>>>

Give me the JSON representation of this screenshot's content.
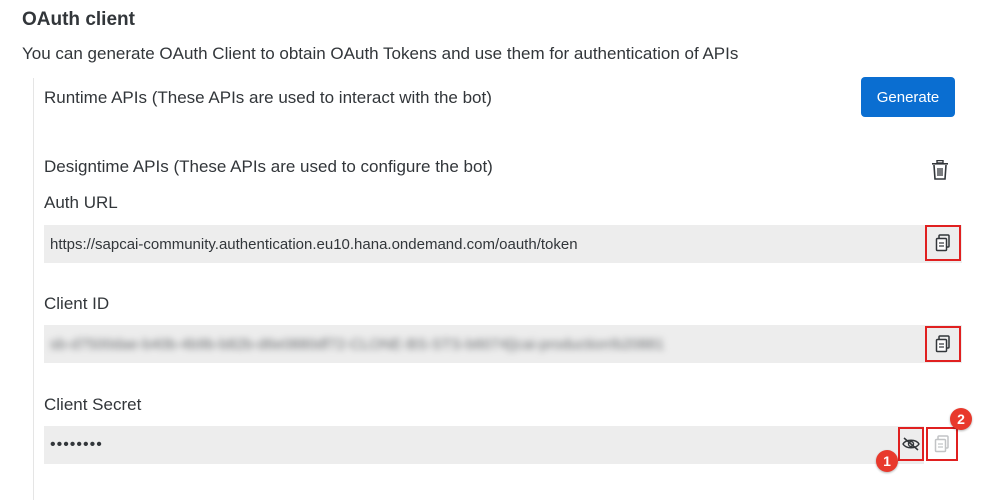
{
  "header": {
    "title": "OAuth client",
    "description": "You can generate OAuth Client to obtain OAuth Tokens and use them for authentication of APIs"
  },
  "runtime": {
    "label": "Runtime APIs (These APIs are used to interact with the bot)",
    "generate_label": "Generate"
  },
  "designtime": {
    "label": "Designtime APIs (These APIs are used to configure the bot)",
    "delete_icon": "trash-icon"
  },
  "auth_url": {
    "label": "Auth URL",
    "value": "https://sapcai-community.authentication.eu10.hana.ondemand.com/oauth/token",
    "copy_icon": "copy-icon"
  },
  "client_id": {
    "label": "Client ID",
    "value": "sb-d7500dae-b40b-4b9b-b82b-d6e0880df72-CLONE-BS-STS-b6074||cai-production!b20881",
    "copy_icon": "copy-icon"
  },
  "client_secret": {
    "label": "Client Secret",
    "value": "••••••••",
    "visibility_icon": "eye-slash-icon",
    "copy_icon": "copy-icon"
  },
  "annotations": {
    "badge_1": "1",
    "badge_2": "2",
    "highlight_color": "#e02020"
  },
  "colors": {
    "accent": "#0a6ed1",
    "field_bg": "#ededed",
    "text": "#32363a"
  }
}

<<<

SET TASK:
Select every line in the records above that contains the word "APIs".

COMPLETED TASK:
    "description": "You can generate OAuth Client to obtain OAuth Tokens and use them for authentication of APIs"
    "label": "Runtime APIs (These APIs are used to interact with the bot)",
    "label": "Designtime APIs (These APIs are used to configure the bot)",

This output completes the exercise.